§ **DESCRIPTION OF THE TASK**: Collect every line that includes the string "Mensch".

§ **DATASET ROWS**:

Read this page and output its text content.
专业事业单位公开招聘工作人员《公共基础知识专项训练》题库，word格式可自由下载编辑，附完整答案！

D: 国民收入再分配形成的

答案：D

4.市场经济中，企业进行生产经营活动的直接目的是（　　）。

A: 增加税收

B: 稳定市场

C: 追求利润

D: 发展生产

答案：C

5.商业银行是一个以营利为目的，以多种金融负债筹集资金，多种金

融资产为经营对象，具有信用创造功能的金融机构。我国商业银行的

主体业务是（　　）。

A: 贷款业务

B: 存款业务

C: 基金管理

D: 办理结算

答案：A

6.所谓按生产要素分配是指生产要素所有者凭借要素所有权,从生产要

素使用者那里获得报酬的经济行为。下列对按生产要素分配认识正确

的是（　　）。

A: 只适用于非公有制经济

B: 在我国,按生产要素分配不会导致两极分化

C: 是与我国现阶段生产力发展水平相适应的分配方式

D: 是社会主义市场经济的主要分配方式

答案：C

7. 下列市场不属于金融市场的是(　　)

--

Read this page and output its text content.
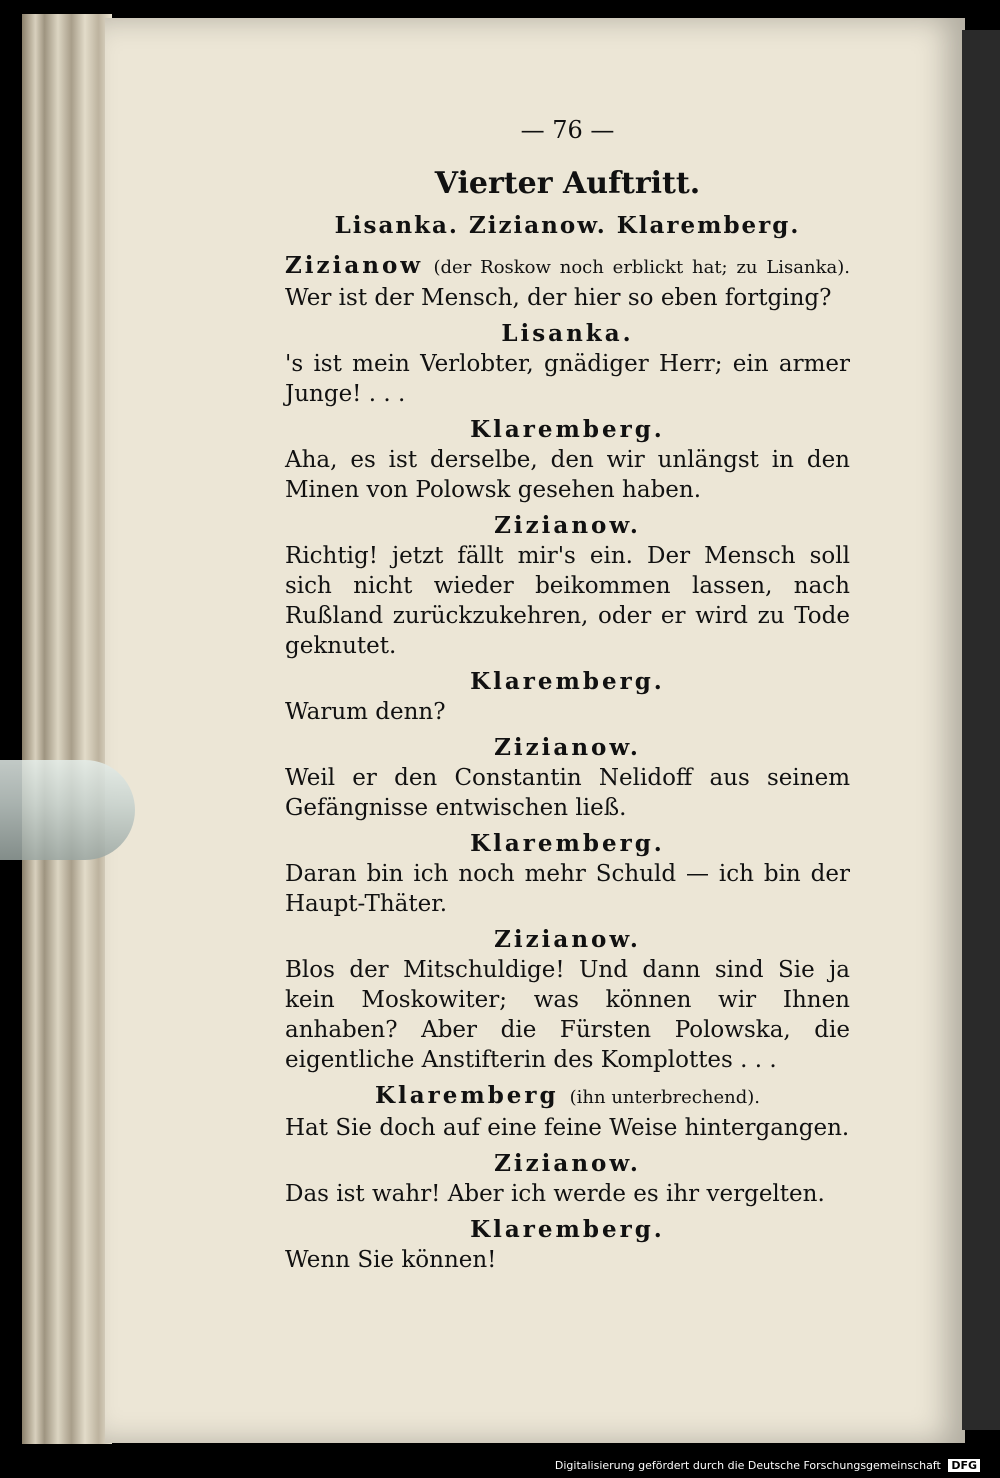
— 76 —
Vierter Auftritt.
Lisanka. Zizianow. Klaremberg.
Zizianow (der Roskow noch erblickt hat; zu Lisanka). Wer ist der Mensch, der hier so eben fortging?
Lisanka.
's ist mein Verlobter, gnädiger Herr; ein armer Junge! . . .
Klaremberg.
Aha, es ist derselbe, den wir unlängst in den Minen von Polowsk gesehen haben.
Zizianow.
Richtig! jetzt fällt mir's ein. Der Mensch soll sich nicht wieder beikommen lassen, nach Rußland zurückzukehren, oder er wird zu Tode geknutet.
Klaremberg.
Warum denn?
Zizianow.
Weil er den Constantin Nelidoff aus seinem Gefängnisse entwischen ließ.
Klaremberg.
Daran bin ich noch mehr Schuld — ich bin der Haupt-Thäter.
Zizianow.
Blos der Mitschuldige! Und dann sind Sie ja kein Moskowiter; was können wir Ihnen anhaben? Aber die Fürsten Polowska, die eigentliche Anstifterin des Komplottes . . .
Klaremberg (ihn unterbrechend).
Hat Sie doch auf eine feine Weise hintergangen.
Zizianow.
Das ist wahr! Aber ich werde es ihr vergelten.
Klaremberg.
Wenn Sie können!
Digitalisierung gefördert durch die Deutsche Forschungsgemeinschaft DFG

§ **EXERCISE RESPONSE**:
Zizianow (der Roskow noch erblickt hat; zu Lisanka). Wer ist der Mensch, der hier so eben fortging?
Richtig! jetzt fällt mir's ein. Der Mensch soll sich nicht wieder beikommen lassen, nach Rußland zurückzukehren, oder er wird zu Tode geknutet.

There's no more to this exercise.